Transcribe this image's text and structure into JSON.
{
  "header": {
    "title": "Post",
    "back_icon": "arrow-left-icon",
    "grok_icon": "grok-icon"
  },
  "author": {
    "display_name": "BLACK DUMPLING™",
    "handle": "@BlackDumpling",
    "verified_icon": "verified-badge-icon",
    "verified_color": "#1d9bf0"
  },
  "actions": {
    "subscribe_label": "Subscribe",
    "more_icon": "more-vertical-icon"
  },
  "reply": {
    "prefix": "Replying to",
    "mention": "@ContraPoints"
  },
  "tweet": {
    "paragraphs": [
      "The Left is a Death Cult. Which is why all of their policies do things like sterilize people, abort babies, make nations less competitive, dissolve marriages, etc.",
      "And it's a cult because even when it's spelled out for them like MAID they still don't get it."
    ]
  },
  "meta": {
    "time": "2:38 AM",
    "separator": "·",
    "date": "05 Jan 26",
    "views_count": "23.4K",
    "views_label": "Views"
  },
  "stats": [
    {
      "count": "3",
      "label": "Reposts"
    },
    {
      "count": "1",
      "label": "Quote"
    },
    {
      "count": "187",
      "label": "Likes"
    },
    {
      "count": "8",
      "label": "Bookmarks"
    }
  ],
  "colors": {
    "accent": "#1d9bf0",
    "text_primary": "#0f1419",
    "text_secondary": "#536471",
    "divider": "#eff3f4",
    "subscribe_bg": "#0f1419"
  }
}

##############################

#### Stated goal:
Output the records above in their entirety, exactly.

#### Solution to this exercise:
Transcribe this image's text and structure into JSON.
{
  "header": {
    "title": "Post",
    "back_icon": "arrow-left-icon",
    "grok_icon": "grok-icon"
  },
  "author": {
    "display_name": "BLACK DUMPLING™",
    "handle": "@BlackDumpling",
    "verified_icon": "verified-badge-icon",
    "verified_color": "#1d9bf0"
  },
  "actions": {
    "subscribe_label": "Subscribe",
    "more_icon": "more-vertical-icon"
  },
  "reply": {
    "prefix": "Replying to",
    "mention": "@ContraPoints"
  },
  "tweet": {
    "paragraphs": [
      "The Left is a Death Cult. Which is why all of their policies do things like sterilize people, abort babies, make nations less competitive, dissolve marriages, etc.",
      "And it's a cult because even when it's spelled out for them like MAID they still don't get it."
    ]
  },
  "meta": {
    "time": "2:38 AM",
    "separator": "·",
    "date": "05 Jan 26",
    "views_count": "23.4K",
    "views_label": "Views"
  },
  "stats": [
    {
      "count": "3",
      "label": "Reposts"
    },
    {
      "count": "1",
      "label": "Quote"
    },
    {
      "count": "187",
      "label": "Likes"
    },
    {
      "count": "8",
      "label": "Bookmarks"
    }
  ],
  "colors": {
    "accent": "#1d9bf0",
    "text_primary": "#0f1419",
    "text_secondary": "#536471",
    "divider": "#eff3f4",
    "subscribe_bg": "#0f1419"
  }
}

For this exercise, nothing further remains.